- [Raw records]:

--------------------

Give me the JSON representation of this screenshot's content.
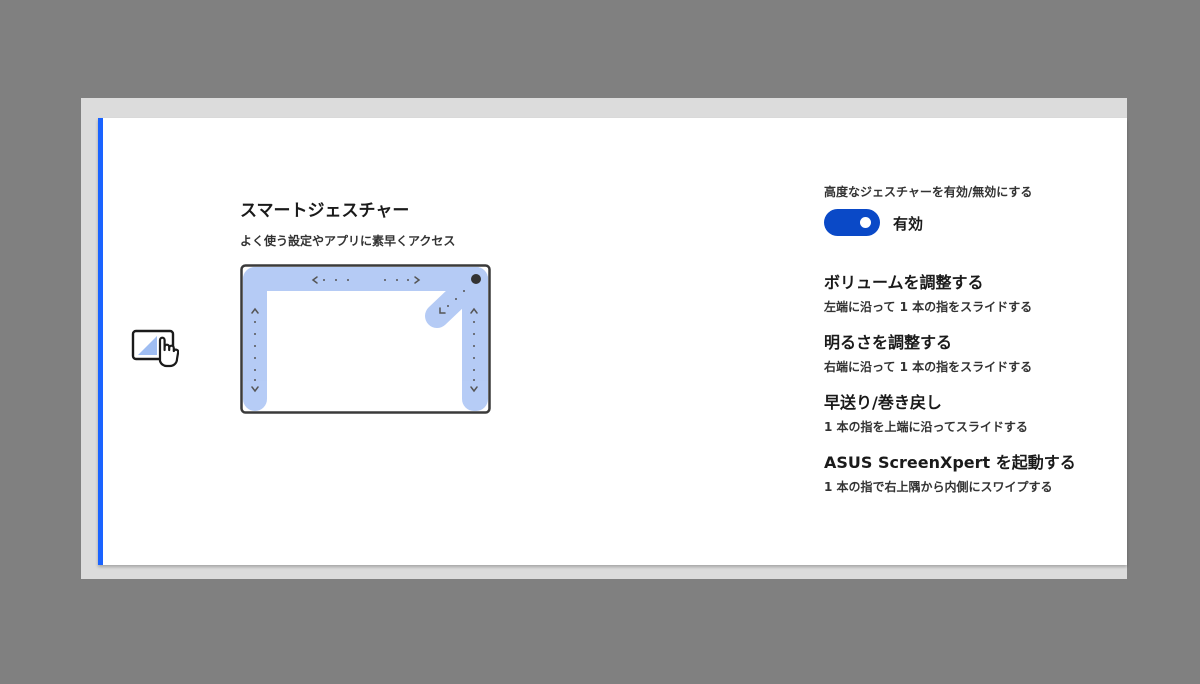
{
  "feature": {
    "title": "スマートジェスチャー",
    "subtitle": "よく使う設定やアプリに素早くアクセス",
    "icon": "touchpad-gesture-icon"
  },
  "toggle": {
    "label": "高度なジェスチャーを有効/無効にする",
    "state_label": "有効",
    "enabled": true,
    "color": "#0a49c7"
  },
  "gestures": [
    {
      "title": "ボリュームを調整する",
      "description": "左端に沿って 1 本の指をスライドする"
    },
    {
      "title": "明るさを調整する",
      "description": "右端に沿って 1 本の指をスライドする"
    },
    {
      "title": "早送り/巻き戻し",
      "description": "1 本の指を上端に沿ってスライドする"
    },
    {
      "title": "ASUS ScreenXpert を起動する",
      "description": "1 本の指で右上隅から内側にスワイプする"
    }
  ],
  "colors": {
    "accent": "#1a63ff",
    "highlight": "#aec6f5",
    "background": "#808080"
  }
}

--------------------

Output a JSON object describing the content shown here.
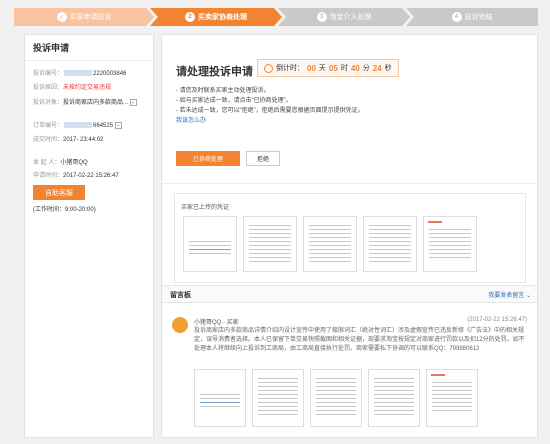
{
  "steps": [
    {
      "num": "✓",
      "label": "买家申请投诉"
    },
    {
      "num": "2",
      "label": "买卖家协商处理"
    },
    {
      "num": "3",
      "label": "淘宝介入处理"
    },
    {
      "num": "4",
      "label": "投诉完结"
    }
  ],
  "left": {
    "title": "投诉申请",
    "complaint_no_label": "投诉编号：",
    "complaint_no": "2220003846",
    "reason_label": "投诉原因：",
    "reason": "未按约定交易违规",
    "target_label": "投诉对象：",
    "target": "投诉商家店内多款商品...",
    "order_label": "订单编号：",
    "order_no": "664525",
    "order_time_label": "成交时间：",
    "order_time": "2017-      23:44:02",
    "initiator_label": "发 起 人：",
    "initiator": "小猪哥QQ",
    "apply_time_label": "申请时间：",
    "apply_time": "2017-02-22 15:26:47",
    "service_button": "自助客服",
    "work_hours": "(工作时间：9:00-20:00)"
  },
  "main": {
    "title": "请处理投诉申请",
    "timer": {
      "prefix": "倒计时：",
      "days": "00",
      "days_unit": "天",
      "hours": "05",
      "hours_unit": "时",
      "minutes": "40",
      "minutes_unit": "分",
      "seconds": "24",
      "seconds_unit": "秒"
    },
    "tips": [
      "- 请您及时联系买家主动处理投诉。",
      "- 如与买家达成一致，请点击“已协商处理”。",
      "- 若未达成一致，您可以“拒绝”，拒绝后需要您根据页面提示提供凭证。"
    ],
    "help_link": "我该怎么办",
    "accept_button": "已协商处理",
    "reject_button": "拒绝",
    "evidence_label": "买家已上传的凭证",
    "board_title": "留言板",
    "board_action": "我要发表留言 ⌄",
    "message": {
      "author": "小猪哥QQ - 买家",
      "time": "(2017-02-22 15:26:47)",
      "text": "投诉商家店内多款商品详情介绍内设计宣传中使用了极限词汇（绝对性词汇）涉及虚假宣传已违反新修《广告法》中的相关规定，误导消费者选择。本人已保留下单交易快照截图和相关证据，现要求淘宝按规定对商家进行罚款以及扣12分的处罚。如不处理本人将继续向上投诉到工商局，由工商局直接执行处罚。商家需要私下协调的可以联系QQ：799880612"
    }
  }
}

--------------------

- [What the task asks]: Reproduce every line from the entries that holds the word "本の指をスライドする".

- [Response to this task]:
      "description": "左端に沿って 1 本の指をスライドする"
      "description": "右端に沿って 1 本の指をスライドする"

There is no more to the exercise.